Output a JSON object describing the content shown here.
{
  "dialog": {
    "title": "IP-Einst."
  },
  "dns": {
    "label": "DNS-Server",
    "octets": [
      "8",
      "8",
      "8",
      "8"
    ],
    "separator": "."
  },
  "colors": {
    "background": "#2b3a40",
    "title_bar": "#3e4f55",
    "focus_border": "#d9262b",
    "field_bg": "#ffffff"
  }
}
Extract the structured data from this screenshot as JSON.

+ + +

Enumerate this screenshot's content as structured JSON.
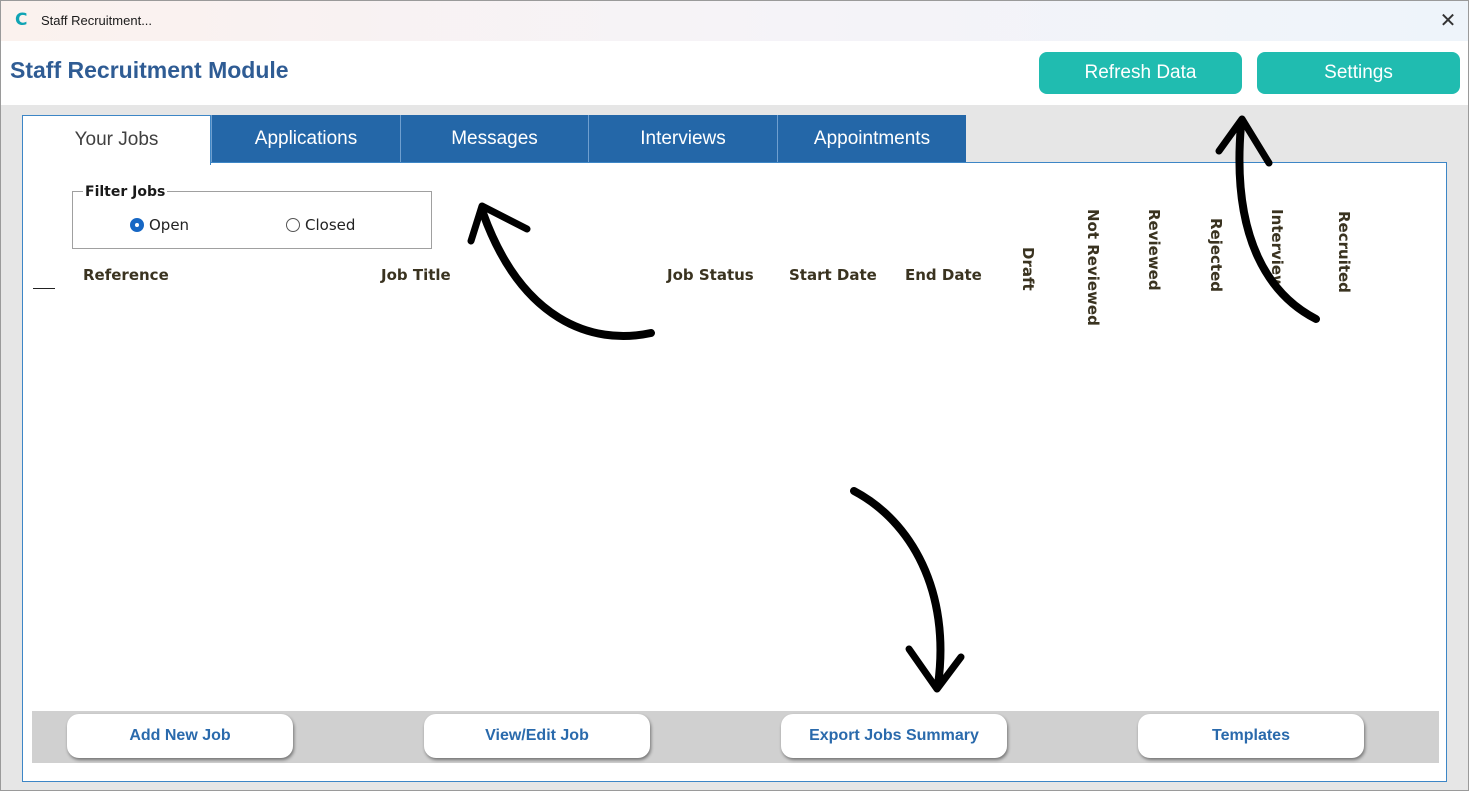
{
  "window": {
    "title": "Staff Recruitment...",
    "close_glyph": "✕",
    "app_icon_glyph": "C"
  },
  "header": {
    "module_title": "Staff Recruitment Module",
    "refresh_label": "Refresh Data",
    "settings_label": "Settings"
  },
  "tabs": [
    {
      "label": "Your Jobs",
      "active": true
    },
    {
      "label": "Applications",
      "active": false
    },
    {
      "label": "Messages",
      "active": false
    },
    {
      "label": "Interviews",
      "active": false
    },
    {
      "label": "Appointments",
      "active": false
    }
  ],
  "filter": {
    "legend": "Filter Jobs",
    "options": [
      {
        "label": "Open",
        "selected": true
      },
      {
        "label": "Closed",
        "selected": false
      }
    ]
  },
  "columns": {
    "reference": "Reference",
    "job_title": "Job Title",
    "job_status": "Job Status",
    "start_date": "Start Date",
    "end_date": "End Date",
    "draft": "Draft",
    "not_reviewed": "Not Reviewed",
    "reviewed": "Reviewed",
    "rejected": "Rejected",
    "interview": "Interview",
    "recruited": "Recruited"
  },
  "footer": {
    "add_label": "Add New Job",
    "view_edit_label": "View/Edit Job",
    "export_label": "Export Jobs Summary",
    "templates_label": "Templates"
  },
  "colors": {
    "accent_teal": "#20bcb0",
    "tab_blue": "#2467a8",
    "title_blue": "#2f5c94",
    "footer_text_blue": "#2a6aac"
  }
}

+ + +

What you will do:
Start with the line that contains "Output a JSON" and end with the line that contains "Extract the structured"; give those lines again exactly, and no others.

Result for this exercise:
Output a JSON object describing the content shown here.
{
  "dialog": {
    "title": "IP-Einst."
  },
  "dns": {
    "label": "DNS-Server",
    "octets": [
      "8",
      "8",
      "8",
      "8"
    ],
    "separator": "."
  },
  "colors": {
    "background": "#2b3a40",
    "title_bar": "#3e4f55",
    "focus_border": "#d9262b",
    "field_bg": "#ffffff"
  }
}
Extract the structured data from this screenshot as JSON.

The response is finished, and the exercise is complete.